↓

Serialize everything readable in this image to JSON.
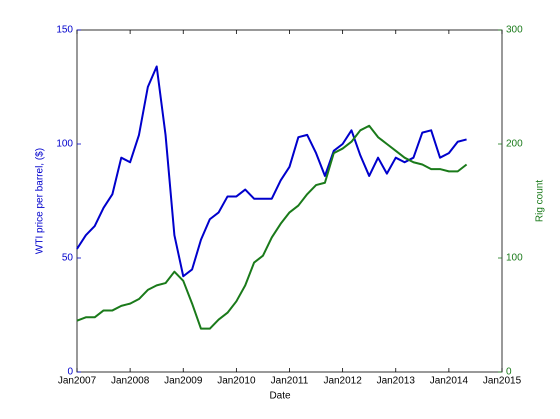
{
  "chart_data": {
    "type": "line",
    "xlabel": "Date",
    "ylabel": "WTI price per barrel, ($)",
    "y2label": "Rig count",
    "x": [
      "2007-01",
      "2007-03",
      "2007-05",
      "2007-07",
      "2007-09",
      "2007-11",
      "2008-01",
      "2008-03",
      "2008-05",
      "2008-07",
      "2008-09",
      "2008-11",
      "2009-01",
      "2009-03",
      "2009-05",
      "2009-07",
      "2009-09",
      "2009-11",
      "2010-01",
      "2010-03",
      "2010-05",
      "2010-07",
      "2010-09",
      "2010-11",
      "2011-01",
      "2011-03",
      "2011-05",
      "2011-07",
      "2011-09",
      "2011-11",
      "2012-01",
      "2012-03",
      "2012-05",
      "2012-07",
      "2012-09",
      "2012-11",
      "2013-01",
      "2013-03",
      "2013-05",
      "2013-07",
      "2013-09",
      "2013-11",
      "2014-01",
      "2014-03",
      "2014-05"
    ],
    "series": [
      {
        "name": "WTI price per barrel, ($)",
        "color": "#0000cc",
        "axis": "y",
        "values": [
          54,
          60,
          64,
          72,
          78,
          94,
          92,
          104,
          125,
          134,
          104,
          60,
          42,
          45,
          58,
          67,
          70,
          77,
          77,
          80,
          76,
          76,
          76,
          84,
          90,
          103,
          104,
          96,
          86,
          97,
          100,
          106,
          95,
          86,
          94,
          87,
          94,
          92,
          94,
          105,
          106,
          94,
          96,
          101,
          102
        ]
      },
      {
        "name": "Rig count",
        "color": "#1a7a1a",
        "axis": "y2",
        "values": [
          45,
          48,
          48,
          54,
          54,
          58,
          60,
          64,
          72,
          76,
          78,
          88,
          80,
          60,
          38,
          38,
          46,
          52,
          62,
          76,
          96,
          102,
          118,
          130,
          140,
          146,
          156,
          164,
          166,
          192,
          196,
          202,
          212,
          216,
          206,
          200,
          194,
          188,
          184,
          182,
          178,
          178,
          176,
          176,
          182
        ]
      }
    ],
    "xlim": [
      "2007-01",
      "2015-01"
    ],
    "xticks": [
      {
        "value": "2007-01",
        "label": "Jan2007"
      },
      {
        "value": "2008-01",
        "label": "Jan2008"
      },
      {
        "value": "2009-01",
        "label": "Jan2009"
      },
      {
        "value": "2010-01",
        "label": "Jan2010"
      },
      {
        "value": "2011-01",
        "label": "Jan2011"
      },
      {
        "value": "2012-01",
        "label": "Jan2012"
      },
      {
        "value": "2013-01",
        "label": "Jan2013"
      },
      {
        "value": "2014-01",
        "label": "Jan2014"
      },
      {
        "value": "2015-01",
        "label": "Jan2015"
      }
    ],
    "ylim": [
      0,
      150
    ],
    "yticks": [
      0,
      50,
      100,
      150
    ],
    "y2lim": [
      0,
      300
    ],
    "y2ticks": [
      0,
      100,
      200,
      300
    ],
    "grid": false
  }
}
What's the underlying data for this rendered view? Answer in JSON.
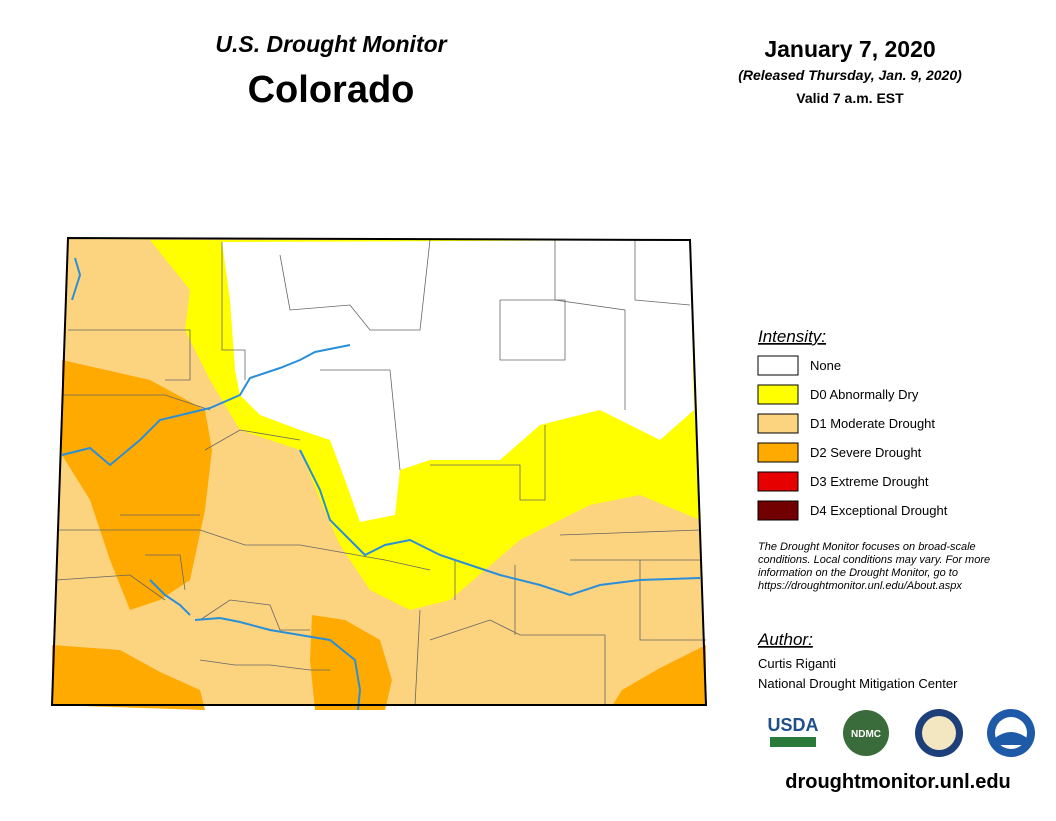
{
  "header": {
    "title": "U.S. Drought Monitor",
    "state": "Colorado",
    "date": "January 7, 2020",
    "released": "(Released Thursday, Jan. 9, 2020)",
    "valid": "Valid 7 a.m. EST"
  },
  "legend": {
    "title": "Intensity:",
    "items": [
      {
        "label": "None",
        "color": "#ffffff"
      },
      {
        "label": "D0 Abnormally Dry",
        "color": "#ffff00"
      },
      {
        "label": "D1 Moderate Drought",
        "color": "#fcd37f"
      },
      {
        "label": "D2 Severe Drought",
        "color": "#ffaa00"
      },
      {
        "label": "D3 Extreme Drought",
        "color": "#e60000"
      },
      {
        "label": "D4 Exceptional Drought",
        "color": "#730000"
      }
    ]
  },
  "note": [
    "The Drought Monitor focuses on broad-scale",
    "conditions. Local conditions may vary. For more",
    "information on the Drought Monitor, go to",
    "https://droughtmonitor.unl.edu/About.aspx"
  ],
  "author": {
    "title": "Author:",
    "lines": [
      "Curtis Riganti",
      "National Drought Mitigation Center"
    ]
  },
  "logos": [
    "USDA",
    "NDMC"
  ],
  "url": "droughtmonitor.unl.edu"
}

↑

# [Problem]
Look through the entries and return every line where "barrel" appears.

# [Reply]
    "ylabel": "WTI price per barrel, ($)",
        "name": "WTI price per barrel, ($)",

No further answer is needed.